▶ [Problem requirements] Please rewrite the records below as a numbered list with one line per item, skipping any blank lines. Leave the pictures out of your list.

▶ [Available data]
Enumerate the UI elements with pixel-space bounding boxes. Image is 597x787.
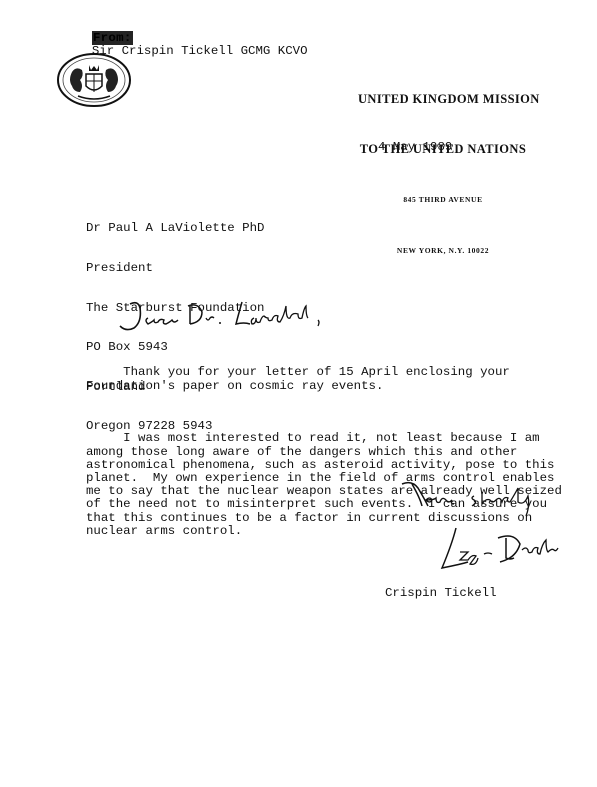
signer-name: Crispin Tickell [385,587,497,600]
handwritten-closing: Yours sincerely [398,478,558,516]
letterhead: UNITED KINGDOM MISSION TO THE UNITED NAT… [358,56,528,276]
from-label: From: [92,31,133,45]
recipient-line: President [86,262,264,275]
royal-coat-of-arms-icon [56,52,132,108]
letterhead-city: NEW YORK, N.Y. 10022 [358,244,528,258]
body-paragraph: Thank you for your letter of 15 April en… [86,366,566,392]
handwritten-signature [438,524,568,574]
recipient-line: Dr Paul A LaViolette PhD [86,222,264,235]
handwritten-salutation: Dear Dr. LaViolette, [118,296,328,336]
letterhead-street: 845 THIRD AVENUE [358,193,528,207]
letterhead-line-1: UNITED KINGDOM MISSION [358,92,528,106]
letter-date: 4 May 1989 [378,141,452,154]
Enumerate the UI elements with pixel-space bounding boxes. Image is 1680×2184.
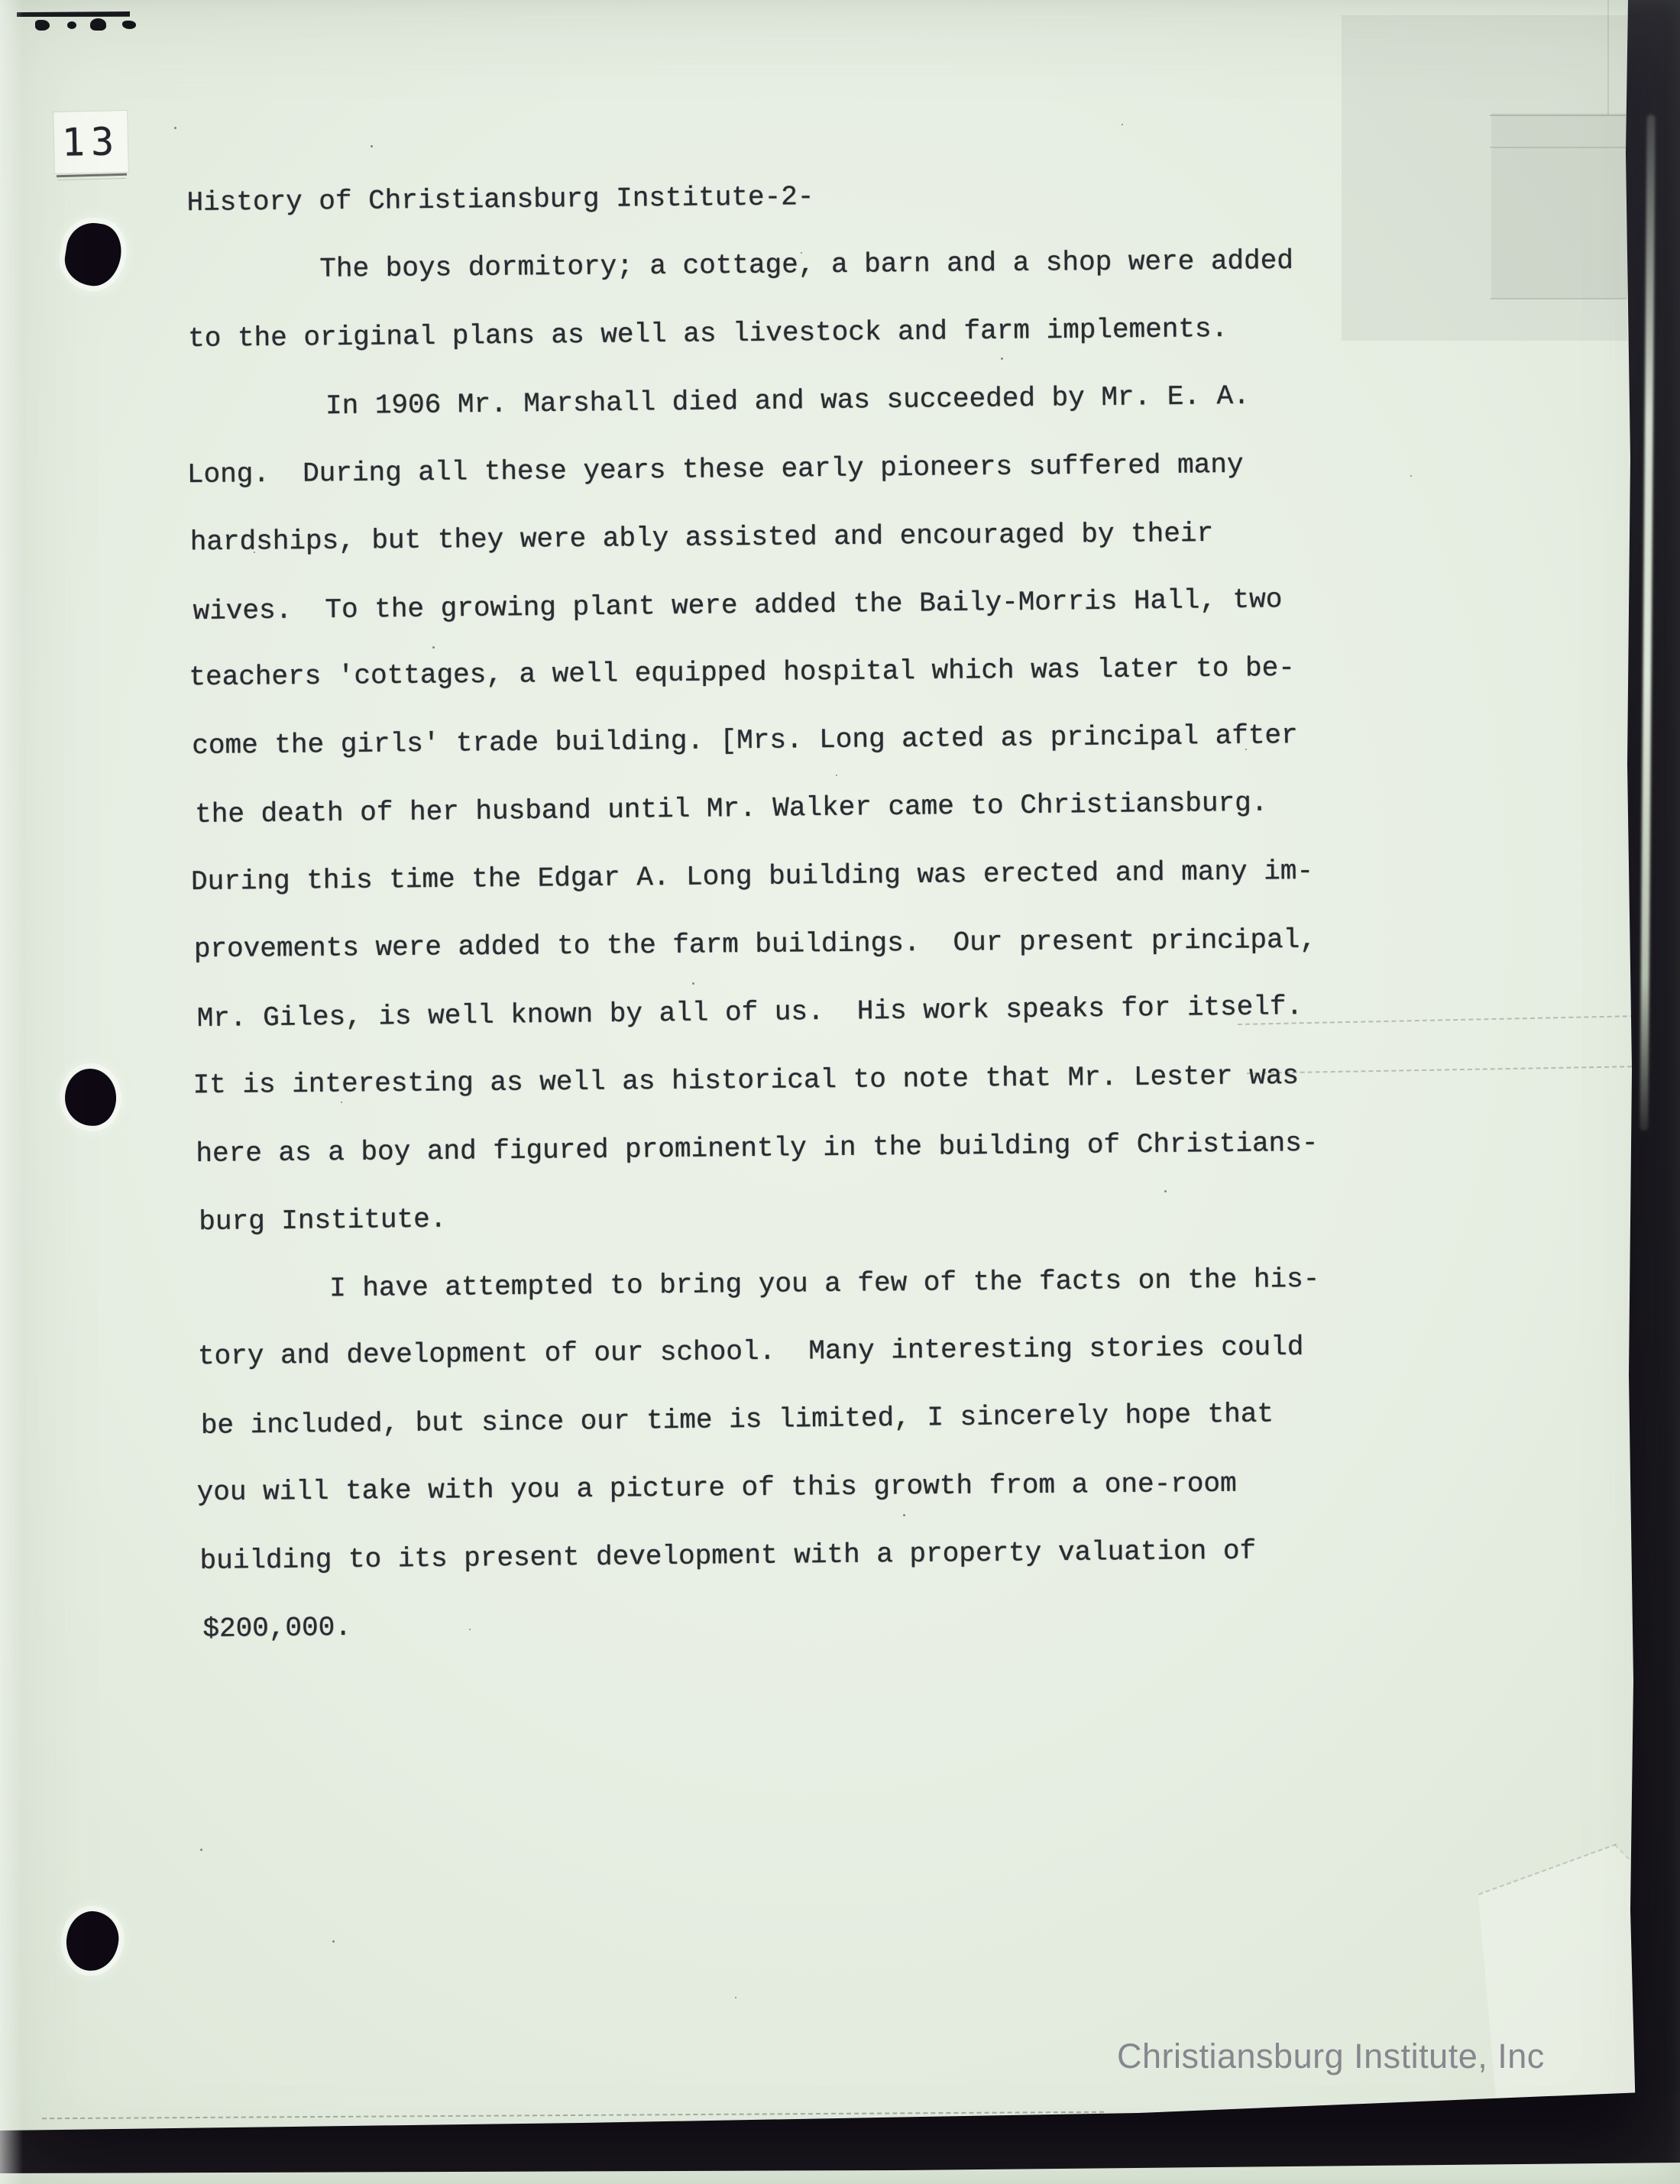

▶ [Answer in full]
1. Enumerate the UI elements with pixel-space bounding boxes. Image is 597x787.
2. signer-name: Crispin Tickell [385,587,497,600]
3. handwritten-closing: Yours sincerely [398,478,558,516]
4. letterhead: UNITED KINGDOM MISSION TO THE UNITED NAT… [358,56,528,276]
5. from-label: From: [92,31,133,45]
6. recipient-line: President [86,262,264,275]
7. royal-coat-of-arms-icon [56,52,132,108]
8. letterhead-city: NEW YORK, N.Y. 10022 [358,244,528,258]
9. body-paragraph: Thank you for your letter of 15 April en… [86,366,566,392]
10. handwritten-signature [438,524,568,574]
11. recipient-line: Dr Paul A LaViolette PhD [86,222,264,235]
12. handwritten-salutation: Dear Dr. LaViolette, [118,296,328,336]
13. letterhead-street: 845 THIRD AVENUE [358,193,528,207]
14. letterhead-line-1: UNITED KINGDOM MISSION [358,92,528,106]
15. letter-date: 4 May 1989 [378,141,452,154]
16. Enumerate the UI elements with pixel-space bounding boxes. Image is 1680×2184.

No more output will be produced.